SOURCE EXTRACT -

This decay calculation is essentially pushing back the date found for
votes by the exponent, which takes into account the time-factor. However,
since this calculation is based off of decimals and exponents, it
eventually becomes imprecise. The AUR updates these records on a forced
interval and whenever a vote is added to or removed from a particular package
to avoid imprecision from being an issue for clients
## File Layout
#### pkgbase.json:
{
"pkgbase1": {
"FirstSubmitted": 123456,
"ID": 1,
"LastModified": 123456,
"Maintainer": "kevr",
"OutOfDate": null,
"URLPath": "/cgit/aur.git/snapshot/pkgbase1.tar.gz",
"NumVotes": 1,
"Popularity": 1.0,
"PopularityUpdated": 12345567753.0
},
...
}
#### pkgname.json:
{
"pkg1": {
"CheckDepends": [], # Only included if a check dependency exists
"Conflicts": [], # Only included if a conflict exists
"Depends": [], # Only included if a dependency exists
"Description": "some description",
"Groups": [], # Only included if a group exists
"ID": 1,
"Keywords": [],
"License": [],
"MakeDepends": [], # Only included if a make dependency exists
"Name": "pkg1",
"OptDepends": [], # Only included if an opt dependency exists
"PackageBase": "pkgbase1",
"Provides": [], # Only included if `provides` is defined
"Replaces": [], # Only included if `replaces` is defined
"URL": "https://some_url.com",
"Version": "1.0-1"
},
...
}

SET PROBLEM 1 - In the AUR file layout extract, when is the "Provides" field included in pkgname.json?

RECORDS TO USE -
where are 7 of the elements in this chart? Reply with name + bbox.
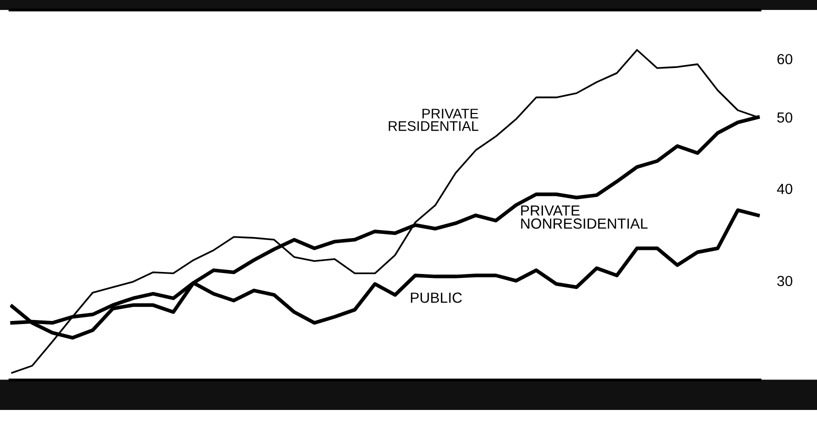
y-tick-label: 50: [777, 112, 792, 123]
y-tick-label: 60: [777, 54, 792, 64]
y-tick-label: 40: [777, 184, 792, 194]
y-tick-label: 30: [777, 276, 792, 286]
series-label: PRIVATE NONRESIDENTIAL: [521, 206, 648, 229]
series-label: PUBLIC: [410, 292, 462, 303]
series-label: PRIVATE RESIDENTIAL: [388, 108, 478, 131]
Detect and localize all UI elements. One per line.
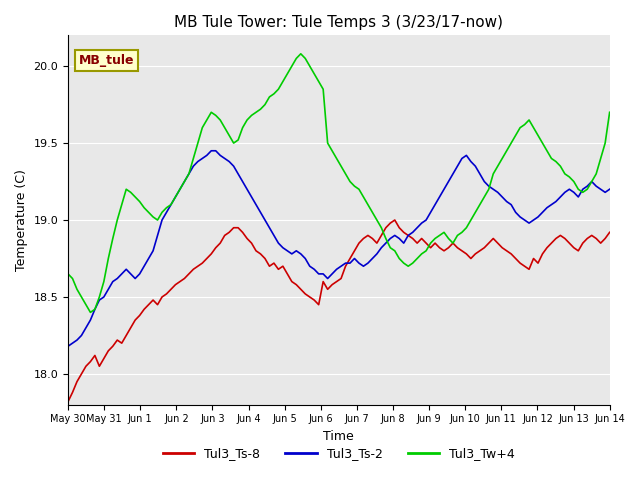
X-axis label: Time: Time: [323, 430, 354, 443]
Tul3_Ts-8: [239, 229, 246, 235]
Tul3_Tw+4: [297, 51, 305, 57]
Tul3_Tw+4: [606, 109, 614, 115]
Tul3_Tw+4: [86, 310, 94, 315]
Tul3_Tw+4: [243, 117, 251, 123]
Tul3_Ts-8: [360, 236, 367, 241]
Legend: Tul3_Ts-8, Tul3_Ts-2, Tul3_Tw+4: Tul3_Ts-8, Tul3_Ts-2, Tul3_Tw+4: [158, 442, 520, 465]
Y-axis label: Temperature (C): Temperature (C): [15, 169, 28, 271]
Tul3_Ts-2: [570, 190, 578, 195]
Tul3_Tw+4: [597, 156, 605, 161]
Tul3_Ts-8: [570, 245, 578, 251]
Tul3_Ts-2: [413, 225, 421, 230]
Tul3_Tw+4: [418, 251, 426, 257]
Tul3_Ts-2: [593, 183, 600, 189]
Line: Tul3_Ts-2: Tul3_Ts-2: [68, 151, 610, 346]
Tul3_Tw+4: [194, 140, 202, 146]
Tul3_Ts-2: [606, 186, 614, 192]
Tul3_Tw+4: [64, 271, 72, 277]
Tul3_Ts-8: [413, 240, 421, 246]
Line: Tul3_Ts-8: Tul3_Ts-8: [68, 220, 610, 402]
Tul3_Tw+4: [575, 186, 582, 192]
Tul3_Ts-2: [207, 148, 215, 154]
Tul3_Ts-2: [243, 186, 251, 192]
Text: MB_tule: MB_tule: [79, 54, 134, 67]
Tul3_Ts-8: [391, 217, 399, 223]
Tul3_Ts-8: [593, 236, 600, 241]
Tul3_Ts-8: [64, 399, 72, 405]
Title: MB Tule Tower: Tule Temps 3 (3/23/17-now): MB Tule Tower: Tule Temps 3 (3/23/17-now…: [174, 15, 503, 30]
Tul3_Ts-2: [189, 163, 197, 169]
Tul3_Ts-2: [364, 260, 372, 266]
Tul3_Ts-8: [606, 229, 614, 235]
Tul3_Tw+4: [369, 209, 376, 215]
Tul3_Ts-2: [64, 343, 72, 349]
Tul3_Ts-8: [189, 266, 197, 272]
Line: Tul3_Tw+4: Tul3_Tw+4: [68, 54, 610, 312]
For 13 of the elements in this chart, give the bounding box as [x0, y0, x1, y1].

SET PROBLEM 2 - In the records, start at the line that has "X-axis label: Time: Time: [323, 430, 354, 443]" and stop after the line that has "Tul3_Ts-2: [207, 148, 215, 154]". Rewrite those lines with "Legend" changed to "Key", keeping everything else the same, and return only those lines.

TASK OUTPUT 1 - Only if `provides` is defined.

TASK OUTPUT 2 -
X-axis label: Time: Time: [323, 430, 354, 443]
Tul3_Ts-8: [239, 229, 246, 235]
Tul3_Tw+4: [297, 51, 305, 57]
Tul3_Tw+4: [606, 109, 614, 115]
Tul3_Tw+4: [86, 310, 94, 315]
Tul3_Tw+4: [243, 117, 251, 123]
Tul3_Ts-8: [360, 236, 367, 241]
Key: Tul3_Ts-8, Tul3_Ts-2, Tul3_Tw+4: Tul3_Ts-8, Tul3_Ts-2, Tul3_Tw+4: [158, 442, 520, 465]
Y-axis label: Temperature (C): Temperature (C): [15, 169, 28, 271]
Tul3_Ts-2: [570, 190, 578, 195]
Tul3_Tw+4: [597, 156, 605, 161]
Tul3_Ts-8: [570, 245, 578, 251]
Tul3_Ts-2: [413, 225, 421, 230]
Tul3_Tw+4: [418, 251, 426, 257]
Tul3_Ts-2: [593, 183, 600, 189]
Line: Tul3_Ts-2: Tul3_Ts-2: [68, 151, 610, 346]
Tul3_Tw+4: [194, 140, 202, 146]
Tul3_Ts-2: [606, 186, 614, 192]
Tul3_Tw+4: [64, 271, 72, 277]
Tul3_Ts-8: [413, 240, 421, 246]
Line: Tul3_Ts-8: Tul3_Ts-8: [68, 220, 610, 402]
Tul3_Tw+4: [575, 186, 582, 192]
Tul3_Ts-2: [207, 148, 215, 154]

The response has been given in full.